### Exercise brief
Can you find the lines of the listing that include "الاستغفار" and copy every one?

:: Records provided

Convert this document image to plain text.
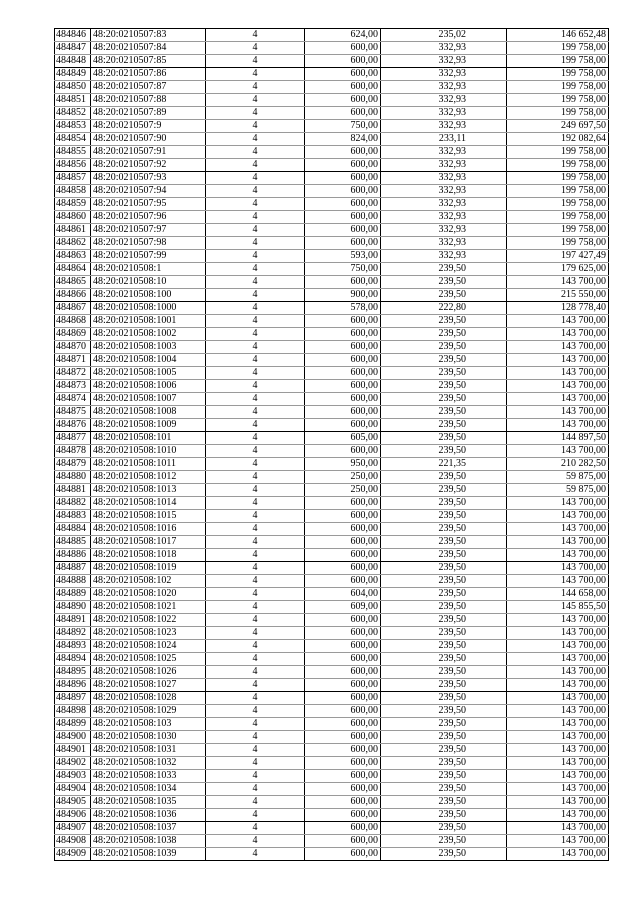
484846	48:20:0210507:83	4	624,00	235,02	146 652,48
484847	48:20:0210507:84	4	600,00	332,93	199 758,00
484848	48:20:0210507:85	4	600,00	332,93	199 758,00
484849	48:20:0210507:86	4	600,00	332,93	199 758,00
484850	48:20:0210507:87	4	600,00	332,93	199 758,00
484851	48:20:0210507:88	4	600,00	332,93	199 758,00
484852	48:20:0210507:89	4	600,00	332,93	199 758,00
484853	48:20:0210507:9	4	750,00	332,93	249 697,50
484854	48:20:0210507:90	4	824,00	233,11	192 082,64
484855	48:20:0210507:91	4	600,00	332,93	199 758,00
484856	48:20:0210507:92	4	600,00	332,93	199 758,00
484857	48:20:0210507:93	4	600,00	332,93	199 758,00
484858	48:20:0210507:94	4	600,00	332,93	199 758,00
484859	48:20:0210507:95	4	600,00	332,93	199 758,00
484860	48:20:0210507:96	4	600,00	332,93	199 758,00
484861	48:20:0210507:97	4	600,00	332,93	199 758,00
484862	48:20:0210507:98	4	600,00	332,93	199 758,00
484863	48:20:0210507:99	4	593,00	332,93	197 427,49
484864	48:20:0210508:1	4	750,00	239,50	179 625,00
484865	48:20:0210508:10	4	600,00	239,50	143 700,00
484866	48:20:0210508:100	4	900,00	239,50	215 550,00
484867	48:20:0210508:1000	4	578,00	222,80	128 778,40
484868	48:20:0210508:1001	4	600,00	239,50	143 700,00
484869	48:20:0210508:1002	4	600,00	239,50	143 700,00
484870	48:20:0210508:1003	4	600,00	239,50	143 700,00
484871	48:20:0210508:1004	4	600,00	239,50	143 700,00
484872	48:20:0210508:1005	4	600,00	239,50	143 700,00
484873	48:20:0210508:1006	4	600,00	239,50	143 700,00
484874	48:20:0210508:1007	4	600,00	239,50	143 700,00
484875	48:20:0210508:1008	4	600,00	239,50	143 700,00
484876	48:20:0210508:1009	4	600,00	239,50	143 700,00
484877	48:20:0210508:101	4	605,00	239,50	144 897,50
484878	48:20:0210508:1010	4	600,00	239,50	143 700,00
484879	48:20:0210508:1011	4	950,00	221,35	210 282,50
484880	48:20:0210508:1012	4	250,00	239,50	59 875,00
484881	48:20:0210508:1013	4	250,00	239,50	59 875,00
484882	48:20:0210508:1014	4	600,00	239,50	143 700,00
484883	48:20:0210508:1015	4	600,00	239,50	143 700,00
484884	48:20:0210508:1016	4	600,00	239,50	143 700,00
484885	48:20:0210508:1017	4	600,00	239,50	143 700,00
484886	48:20:0210508:1018	4	600,00	239,50	143 700,00
484887	48:20:0210508:1019	4	600,00	239,50	143 700,00
484888	48:20:0210508:102	4	600,00	239,50	143 700,00
484889	48:20:0210508:1020	4	604,00	239,50	144 658,00
484890	48:20:0210508:1021	4	609,00	239,50	145 855,50
484891	48:20:0210508:1022	4	600,00	239,50	143 700,00
484892	48:20:0210508:1023	4	600,00	239,50	143 700,00
484893	48:20:0210508:1024	4	600,00	239,50	143 700,00
484894	48:20:0210508:1025	4	600,00	239,50	143 700,00
484895	48:20:0210508:1026	4	600,00	239,50	143 700,00
484896	48:20:0210508:1027	4	600,00	239,50	143 700,00
484897	48:20:0210508:1028	4	600,00	239,50	143 700,00
484898	48:20:0210508:1029	4	600,00	239,50	143 700,00
484899	48:20:0210508:103	4	600,00	239,50	143 700,00
484900	48:20:0210508:1030	4	600,00	239,50	143 700,00
484901	48:20:0210508:1031	4	600,00	239,50	143 700,00
484902	48:20:0210508:1032	4	600,00	239,50	143 700,00
484903	48:20:0210508:1033	4	600,00	239,50	143 700,00
484904	48:20:0210508:1034	4	600,00	239,50	143 700,00
484905	48:20:0210508:1035	4	600,00	239,50	143 700,00
484906	48:20:0210508:1036	4	600,00	239,50	143 700,00
484907	48:20:0210508:1037	4	600,00	239,50	143 700,00
484908	48:20:0210508:1038	4	600,00	239,50	143 700,00
484909	48:20:0210508:1039	4	600,00	239,50	143 700,00
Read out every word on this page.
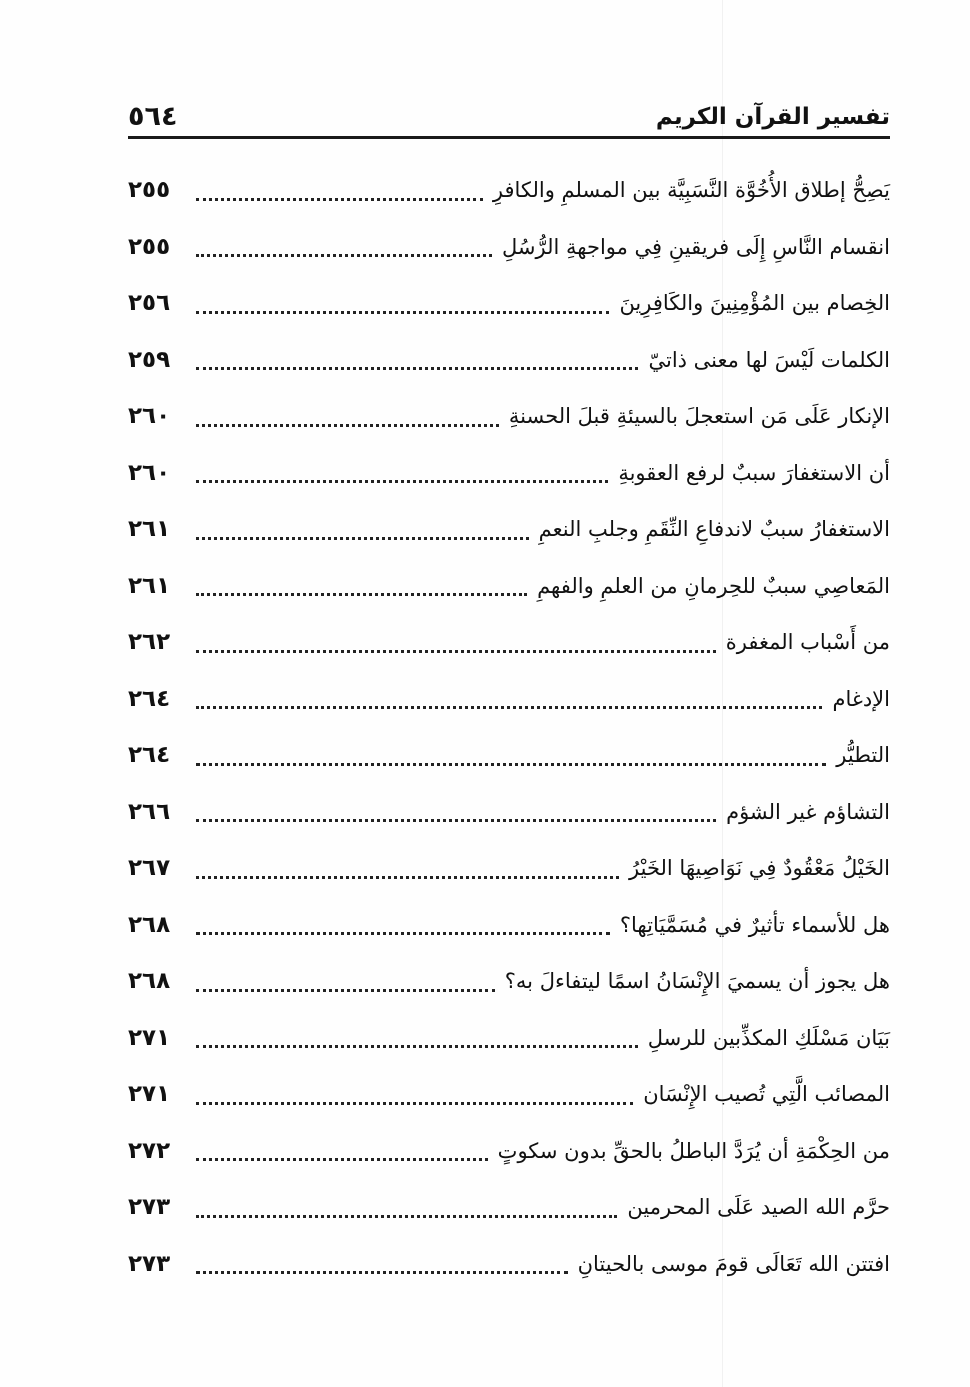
تفسير القرآن الكريم
٥٦٤
يَصِحُّ إطلاق الأُخُوَّة النَّسَبِيَّة بين المسلمِ والكافرِ
٢٥٥
انقسام النَّاسِ إِلَى فريقينِ فِي مواجهةِ الرُّسُلِ
٢٥٥
الخِصام بين المُؤْمِنِينَ والكَافِرِينَ
٢٥٦
الكلمات لَيْسَ لها معنى ذاتيّ
٢٥٩
الإنكار عَلَى مَن استعجلَ بالسيئةِ قبلَ الحسنةِ
٢٦٠
أن الاستغفارَ سببٌ لرفع العقوبةِ
٢٦٠
الاستغفارُ سببٌ لاندفاعِ النِّقَمِ وجلبِ النعمِ
٢٦١
المَعاصِي سببٌ للحِرمانِ من العلمِ والفهمِ
٢٦١
من أَسْباب المغفرة
٢٦٢
الإدغام
٢٦٤
التطيُّر
٢٦٤
التشاؤم غير الشؤم
٢٦٦
الخَيْلُ مَعْقُودٌ فِي نَوَاصِيهَا الخَيْرُ
٢٦٧
هل للأسماء تأثيرٌ في مُسَمَّيَاتِها؟
٢٦٨
هل يجوز أن يسميَ الإِنْسَانُ اسمًا ليتفاءلَ به؟
٢٦٨
بَيَان مَسْلَكِ المكذِّبين للرسلِ
٢٧١
المصائب الَّتِي تُصيب الإِنْسَان
٢٧١
من الحِكْمَةِ أن يُرَدَّ الباطلُ بالحقِّ بدون سكوتٍ
٢٧٢
حرَّم الله الصيد عَلَى المحرمين
٢٧٣
افتتن الله تَعَالَى قومَ موسى بالحيتانِ
٢٧٣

::::

### Output
أن الاستغفارَ سببٌ لرفع العقوبةِ
الاستغفارُ سببٌ لاندفاعِ النِّقَمِ وجلبِ النعمِ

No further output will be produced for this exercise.